═════ TEXT SEGMENT ═════

Cockpit environment map

Next, the environment cubemap of the cockpit is rendered at 256x256 along with its mip chain. That texture will be used later during light resolve and the cockpit transparent rendering as a source for Image Based Lighting (IBL).

That texture is simply composited from a prebaked cubemap of the cockpit, a cubemap of the environment, the cloud texture, the shadow maps, and the atmospheric light scattering texture.

GBuffer pass

The GBuffer layout used here is something I don’t run into quite often. Backed by a texture array it is composed of five R8G8_UNORM layers, with MSAA activated.

The first layer contains the normal using a basic encoding scheme. They are storing the X and Y components and reconstructing the Z. For more details on this check Aras excellent writeup on that topic. A quick peek at the SSAO pass will confirm the intuition.

ld_ms(texture2dmsarray)(float,float,float,float) r1.zw, r5.xyww, GBufferMap.zwxy, l(0)
ld_ms(texture2dmsarray)(float,float,float,float) r0.w, r5.xyzw, GBufferMap.yzwx, l(0)

═════

**TO BE DONE**
**1.** Reproduce a passage of the rendering write-up verbatim, starting at the words "That texture is" and ending after "r5.xyzw, GBufferMap.yzwx, l(0)".
**2.** According to the rendering write-up, how many layers make up the GBuffer texture array, and what format do they use?
**3.** Extend the rendering write-up by writing the next part that follows its final line.

═════ STORED DATA ═════

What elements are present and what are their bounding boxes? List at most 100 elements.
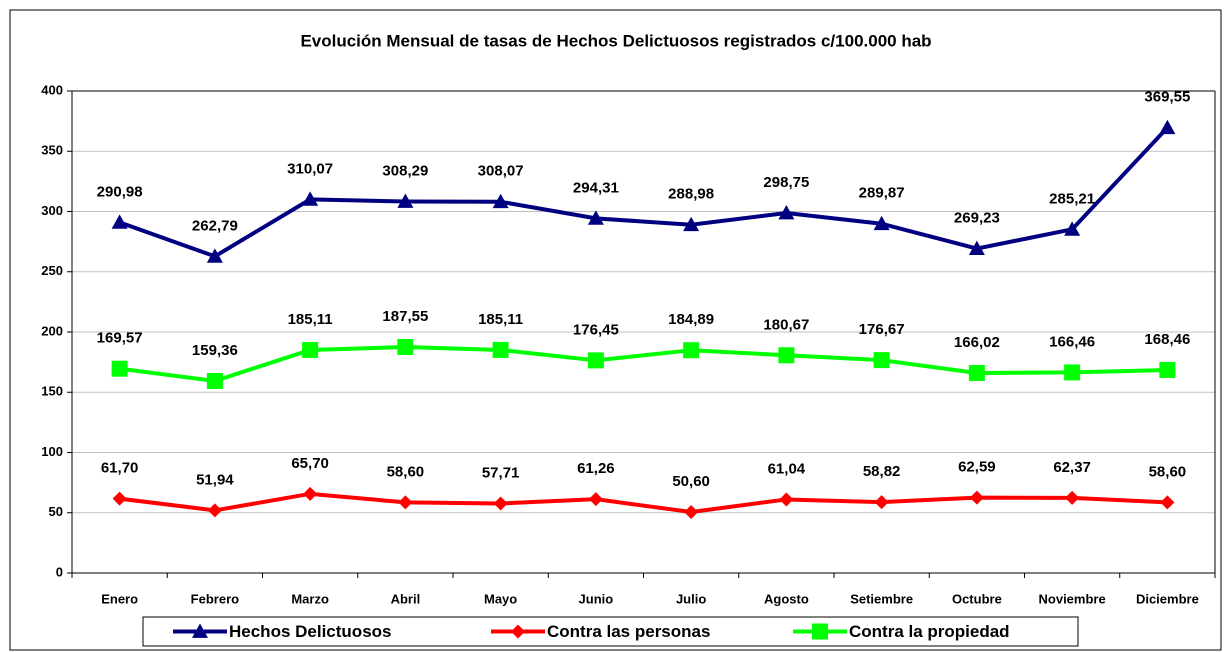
data-label: 369,55 (1144, 89, 1190, 106)
data-label: 166,46 (1049, 333, 1095, 350)
legend-marker (192, 623, 208, 638)
data-label: 262,79 (192, 217, 238, 234)
legend-label: Contra las personas (547, 622, 710, 641)
data-label: 187,55 (382, 308, 428, 325)
data-label: 289,87 (859, 185, 905, 202)
y-tick-label: 100 (41, 444, 63, 459)
y-tick-label: 0 (56, 564, 63, 579)
x-tick-label: Marzo (291, 591, 329, 606)
data-label: 61,26 (577, 460, 615, 477)
data-label: 168,46 (1144, 331, 1190, 348)
x-tick-label: Enero (101, 591, 138, 606)
marker (398, 495, 413, 510)
x-tick-label: Mayo (484, 591, 517, 606)
data-label: 269,23 (954, 210, 1000, 227)
marker (587, 210, 604, 225)
y-tick-label: 50 (49, 504, 63, 519)
data-label: 184,89 (668, 311, 714, 328)
chart-title: Evolución Mensual de tasas de Hechos Del… (300, 31, 931, 50)
data-label: 288,98 (668, 186, 714, 203)
marker (207, 503, 222, 518)
data-label: 310,07 (287, 160, 333, 177)
marker (397, 339, 414, 356)
x-tick-label: Setiembre (850, 591, 913, 606)
data-label: 62,37 (1053, 459, 1091, 476)
data-label: 298,75 (763, 174, 809, 191)
data-label: 180,67 (763, 316, 809, 333)
x-tick-label: Febrero (191, 591, 239, 606)
x-tick-label: Julio (676, 591, 706, 606)
marker (493, 496, 508, 511)
data-label: 65,70 (291, 455, 329, 472)
marker (1159, 119, 1176, 135)
marker (492, 193, 509, 209)
marker (1159, 362, 1176, 379)
legend-label: Contra la propiedad (849, 622, 1010, 641)
data-label: 169,57 (97, 330, 143, 347)
marker (778, 205, 795, 220)
y-tick-label: 250 (41, 263, 63, 278)
data-label: 290,98 (97, 183, 143, 200)
y-tick-label: 200 (41, 323, 63, 338)
marker (397, 193, 414, 208)
data-label: 58,60 (387, 463, 425, 480)
data-label: 62,59 (958, 459, 996, 476)
marker (206, 248, 223, 263)
x-tick-label: Agosto (764, 591, 809, 606)
marker (1064, 221, 1081, 236)
data-label: 176,45 (573, 321, 619, 338)
marker (968, 240, 985, 255)
data-label: 57,71 (482, 464, 520, 481)
marker (969, 490, 984, 505)
data-label: 51,94 (196, 471, 234, 488)
marker (968, 364, 985, 381)
marker (303, 486, 318, 501)
y-tick-label: 150 (41, 384, 63, 399)
marker (1064, 364, 1081, 381)
series-line (119, 345, 1168, 384)
y-tick-label: 350 (41, 143, 63, 158)
y-tick-label: 300 (41, 203, 63, 218)
marker (112, 491, 127, 506)
x-tick-label: Noviembre (1039, 591, 1106, 606)
data-label: 61,04 (768, 460, 806, 477)
x-tick-label: Abril (391, 591, 421, 606)
y-tick-label: 400 (41, 82, 63, 97)
marker (587, 352, 604, 369)
data-label: 58,60 (1149, 463, 1187, 480)
marker (683, 342, 700, 359)
marker (302, 341, 319, 358)
data-label: 166,02 (954, 334, 1000, 351)
legend-marker (812, 623, 828, 640)
marker (1160, 495, 1175, 510)
marker (683, 216, 700, 232)
legend-marker (511, 624, 525, 639)
legend-box (142, 616, 1079, 647)
marker (779, 492, 794, 507)
legend-label: Hechos Delictuosos (229, 622, 392, 641)
series-line (119, 491, 1168, 515)
x-tick-label: Diciembre (1136, 591, 1199, 606)
data-label: 159,36 (192, 342, 238, 359)
data-label: 50,60 (672, 473, 710, 490)
data-label: 185,11 (288, 311, 333, 328)
data-label: 308,07 (478, 163, 524, 180)
marker (111, 360, 128, 377)
data-label: 185,11 (478, 311, 523, 328)
marker (1065, 490, 1080, 505)
marker (302, 191, 319, 206)
x-tick-label: Octubre (952, 591, 1002, 606)
marker (873, 352, 890, 369)
marker (588, 492, 603, 507)
x-tick-label: Junio (579, 591, 614, 606)
marker (873, 215, 890, 231)
data-label: 58,82 (863, 463, 901, 480)
data-label: 61,70 (101, 460, 139, 477)
marker (111, 214, 128, 229)
marker (874, 495, 889, 510)
marker (492, 341, 509, 358)
chart-border (9, 9, 1222, 651)
data-label: 308,29 (382, 162, 428, 179)
data-label: 176,67 (859, 321, 905, 338)
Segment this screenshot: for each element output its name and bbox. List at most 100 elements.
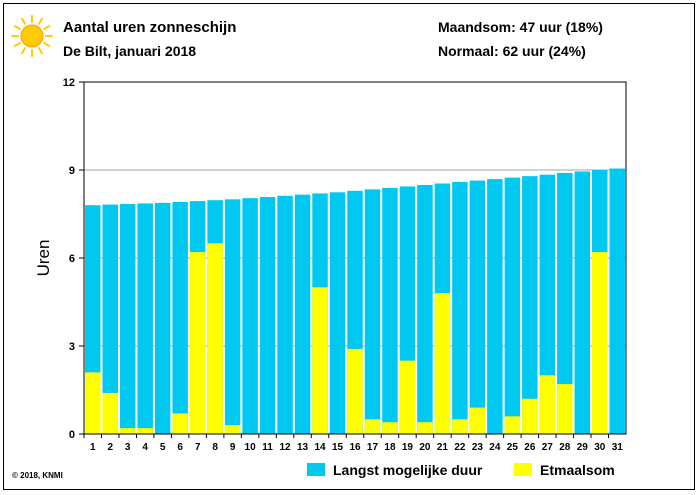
x-tick-label: 6 (177, 442, 183, 453)
sun-ray (43, 42, 51, 47)
x-tick-label: 3 (125, 442, 131, 453)
sun-ray (13, 42, 21, 47)
x-tick-label: 28 (559, 442, 571, 453)
bar-daily-sum (119, 428, 136, 434)
y-tick-label: 6 (69, 253, 75, 265)
bar-max-duration (242, 198, 258, 434)
y-tick-label: 3 (69, 341, 75, 353)
x-tick-label: 30 (594, 442, 606, 453)
x-tick-label: 17 (367, 442, 379, 453)
y-axis-label: Uren (34, 240, 53, 277)
x-tick-label: 12 (280, 442, 292, 453)
x-tick-label: 13 (297, 442, 309, 453)
legend-swatch-daily-sum (514, 463, 532, 476)
x-tick-label: 22 (454, 442, 466, 453)
bar-max-duration (557, 172, 573, 434)
bar-max-duration (137, 203, 153, 434)
legend-swatch-max-duration (307, 463, 325, 476)
bar-max-duration (574, 171, 591, 434)
sun-icon (11, 15, 53, 57)
bar-max-duration (102, 204, 118, 434)
bar-max-duration (119, 204, 136, 434)
bar-max-duration (259, 196, 276, 434)
bar-daily-sum (469, 407, 486, 434)
x-tick-label: 23 (472, 442, 484, 453)
x-tick-label: 24 (489, 442, 501, 453)
x-tick-label: 9 (230, 442, 236, 453)
bar-daily-sum (452, 419, 468, 434)
bar-daily-sum (522, 398, 538, 434)
bar-max-duration (329, 192, 346, 434)
x-tick-label: 26 (524, 442, 536, 453)
bar-max-duration (172, 201, 188, 434)
copyright-label: © 2018, KNMI (12, 471, 63, 480)
bar-max-duration (382, 187, 398, 434)
x-tick-label: 2 (107, 442, 113, 453)
chart-subtitle: De Bilt, januari 2018 (63, 43, 197, 59)
bar-daily-sum (224, 425, 241, 434)
bar-max-duration (294, 194, 311, 434)
bar-daily-sum (137, 428, 153, 434)
bar-max-duration (277, 195, 293, 434)
sun-ray (21, 47, 26, 55)
bar-daily-sum (434, 293, 451, 434)
month-sum-label: Maandsom: 47 uur (18%) (438, 19, 603, 35)
sun-ray (38, 17, 43, 25)
bar-max-duration (609, 168, 625, 435)
x-tick-label: 8 (212, 442, 218, 453)
x-tick-label: 14 (314, 442, 326, 453)
x-tick-label: 27 (542, 442, 554, 453)
x-tick-label: 16 (349, 442, 361, 453)
bar-daily-sum (557, 384, 573, 434)
x-tick-label: 7 (195, 442, 201, 453)
sun-ray (43, 25, 51, 30)
bar-max-duration (224, 199, 241, 434)
bar-daily-sum (539, 375, 556, 434)
sun-ray (38, 47, 43, 55)
x-tick-label: 1 (90, 442, 96, 453)
x-tick-label: 15 (332, 442, 344, 453)
bar-max-duration (487, 179, 503, 434)
x-tick-label: 21 (437, 442, 449, 453)
bar-max-duration (504, 177, 521, 435)
y-tick-label: 12 (63, 77, 75, 89)
bar-daily-sum (347, 348, 363, 434)
bar-daily-sum (382, 422, 398, 434)
legend-label-daily-sum: Etmaalsom (540, 462, 615, 478)
bar-daily-sum (417, 422, 433, 434)
normal-label: Normaal: 62 uur (24%) (438, 43, 586, 59)
bar-daily-sum (85, 372, 101, 434)
bar-max-duration (154, 202, 171, 434)
bar-max-duration (539, 174, 556, 434)
x-tick-label: 10 (245, 442, 257, 453)
legend-label-max-duration: Langst mogelijke duur (333, 462, 483, 478)
bar-max-duration (469, 180, 486, 434)
bar-max-duration (364, 189, 381, 434)
x-tick-label: 29 (577, 442, 589, 453)
x-tick-label: 25 (507, 442, 519, 453)
y-tick-label: 0 (69, 429, 75, 441)
bar-daily-sum (312, 287, 328, 434)
chart-title: Aantal uren zonneschijn (63, 19, 237, 36)
bar-max-duration (452, 182, 468, 434)
bar-daily-sum (364, 419, 381, 434)
x-tick-label: 4 (142, 442, 148, 453)
legend-item-max-duration: Langst mogelijke duur (307, 462, 482, 478)
bar-max-duration (417, 184, 433, 434)
sun-ray (13, 25, 21, 30)
x-tick-label: 5 (160, 442, 166, 453)
bar-daily-sum (504, 416, 521, 434)
bar-daily-sum (102, 392, 118, 434)
bar-daily-sum (592, 252, 608, 434)
legend-item-daily-sum: Etmaalsom (514, 462, 615, 478)
sun-ray (21, 17, 26, 25)
bar-daily-sum (172, 413, 188, 434)
x-tick-label: 31 (612, 442, 624, 453)
bar-daily-sum (399, 360, 416, 434)
y-tick-label: 9 (69, 165, 75, 177)
x-tick-label: 11 (262, 442, 273, 453)
bar-daily-sum (189, 252, 206, 434)
bar-max-duration (522, 176, 538, 434)
x-tick-label: 19 (402, 442, 414, 453)
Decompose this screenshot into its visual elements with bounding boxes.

═════

**FINAL ANSWERS**
**1.**
That texture is simply composited from a prebaked cubemap of the cockpit, a cubemap of the environment, the cloud texture, the shadow maps, and the atmospheric light scattering texture.

GBuffer pass

The GBuffer layout used here is something I don’t run into quite often. Backed by a texture array it is composed of five R8G8_UNORM layers, with MSAA activated.

The first layer contains the normal using a basic encoding scheme. They are storing the X and Y components and reconstructing the Z. For more details on this check Aras excellent writeup on that topic. A quick peek at the SSAO pass will confirm the intuition.

ld_ms(texture2dmsarray)(float,float,float,float) r1.zw, r5.xyww, GBufferMap.zwxy, l(0)
ld_ms(texture2dmsarray)(float,float,float,float) r0.w, r5.xyzw, GBufferMap.yzwx, l(0)

**2.** Five layers, each in R8G8_UNORM format.

**3.**
mad r1.zw, r1.zzzw, l(0.0000, 0.0000, 2.0000, 2.0000), l(0.0000, 0.0000, -1.0000, -1.0000)
add r5.x, r1.w, r1.z
add r5.z, -r1.w, r1.z
mul r5.xz, r5.xxzx, l(0.5000, 0.0000, 0.5000, 0.0000)
add r1.z, abs(r5.z), abs(r5.x)
add r5.y, r1.z, l(-1.0000)
dp3 r1.z, r5.xyzx, r5.xyzx
rsq r1.z, r1.z
mul r5.xyz, r1.zzzz, r5.xyzx
ge r0.w, l(0.5000), r0.w
movc r5.w, r0.w, r5.y, -r5.y

The albedo is stored across three channels, but since the frame is rendered in HDR that information is being encoded using YUV. The first channel of the second layer contains the Y and the first and second channel of the third layer the U and V.

In the layer four we find the roughness in the first channel and the metalness in the second channel.

Finally in the fifth layer we find the precomputed AO provided by texture in the first channel. For the second channel it seems to contain some data representing crevices, my bet would be that it is used to further reduce the light in these gaps. I am unsure of that last one as modding information on these textures is sparse, especially on that alpha channel within these RoughMet Textures.

Finally, we will note that the stencil is use extensively to tag materials. Here are some example values:

• 0x04: Terrain
• 0x06: Runway
• 0x08: Plane
• 0x0D: Building
• 0x25: Vegetation
• 0x28: Cockpit

The Gbuffer is rendered in three steps. During the first the cockpit is rendered, then it is the fuselage and non-static objects, and finally like during the shadow maps the terrain and environment meshes are rendered using the compute/indirect drawcalls combo.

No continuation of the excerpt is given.